#### STORED RECORDS
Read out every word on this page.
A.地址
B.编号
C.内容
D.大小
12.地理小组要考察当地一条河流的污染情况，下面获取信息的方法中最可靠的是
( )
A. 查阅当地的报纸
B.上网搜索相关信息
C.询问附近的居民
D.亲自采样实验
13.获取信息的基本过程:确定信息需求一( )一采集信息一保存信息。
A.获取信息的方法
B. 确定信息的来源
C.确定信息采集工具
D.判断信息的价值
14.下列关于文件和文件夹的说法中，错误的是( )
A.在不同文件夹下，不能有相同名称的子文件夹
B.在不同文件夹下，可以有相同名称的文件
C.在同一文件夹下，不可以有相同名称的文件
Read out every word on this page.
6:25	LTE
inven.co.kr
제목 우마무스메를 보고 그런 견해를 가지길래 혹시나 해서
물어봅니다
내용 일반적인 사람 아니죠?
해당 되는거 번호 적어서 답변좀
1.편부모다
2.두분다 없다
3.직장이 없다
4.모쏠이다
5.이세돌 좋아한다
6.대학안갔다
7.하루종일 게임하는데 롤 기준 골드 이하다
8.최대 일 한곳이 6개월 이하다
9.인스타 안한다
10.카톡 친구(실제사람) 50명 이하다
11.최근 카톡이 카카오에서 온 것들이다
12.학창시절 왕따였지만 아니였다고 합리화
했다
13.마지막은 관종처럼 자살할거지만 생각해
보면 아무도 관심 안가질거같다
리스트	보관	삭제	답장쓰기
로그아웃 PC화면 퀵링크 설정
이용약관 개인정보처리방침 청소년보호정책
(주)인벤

#### SET TASK
All entries must be repeated verbatim.

#### EXPECTED OUTPUT
Read out every word on this page.
A.地址
B.编号
C.内容
D.大小
12.地理小组要考察当地一条河流的污染情况，下面获取信息的方法中最可靠的是
( )
A. 查阅当地的报纸
B.上网搜索相关信息
C.询问附近的居民
D.亲自采样实验
13.获取信息的基本过程:确定信息需求一( )一采集信息一保存信息。
A.获取信息的方法
B. 确定信息的来源
C.确定信息采集工具
D.判断信息的价值
14.下列关于文件和文件夹的说法中，错误的是( )
A.在不同文件夹下，不能有相同名称的子文件夹
B.在不同文件夹下，可以有相同名称的文件
C.在同一文件夹下，不可以有相同名称的文件
Read out every word on this page.
6:25	LTE
inven.co.kr
제목 우마무스메를 보고 그런 견해를 가지길래 혹시나 해서
물어봅니다
내용 일반적인 사람 아니죠?
해당 되는거 번호 적어서 답변좀
1.편부모다
2.두분다 없다
3.직장이 없다
4.모쏠이다
5.이세돌 좋아한다
6.대학안갔다
7.하루종일 게임하는데 롤 기준 골드 이하다
8.최대 일 한곳이 6개월 이하다
9.인스타 안한다
10.카톡 친구(실제사람) 50명 이하다
11.최근 카톡이 카카오에서 온 것들이다
12.학창시절 왕따였지만 아니였다고 합리화
했다
13.마지막은 관종처럼 자살할거지만 생각해
보면 아무도 관심 안가질거같다
리스트	보관	삭제	답장쓰기
로그아웃 PC화면 퀵링크 설정
이용약관 개인정보처리방침 청소년보호정책
(주)인벤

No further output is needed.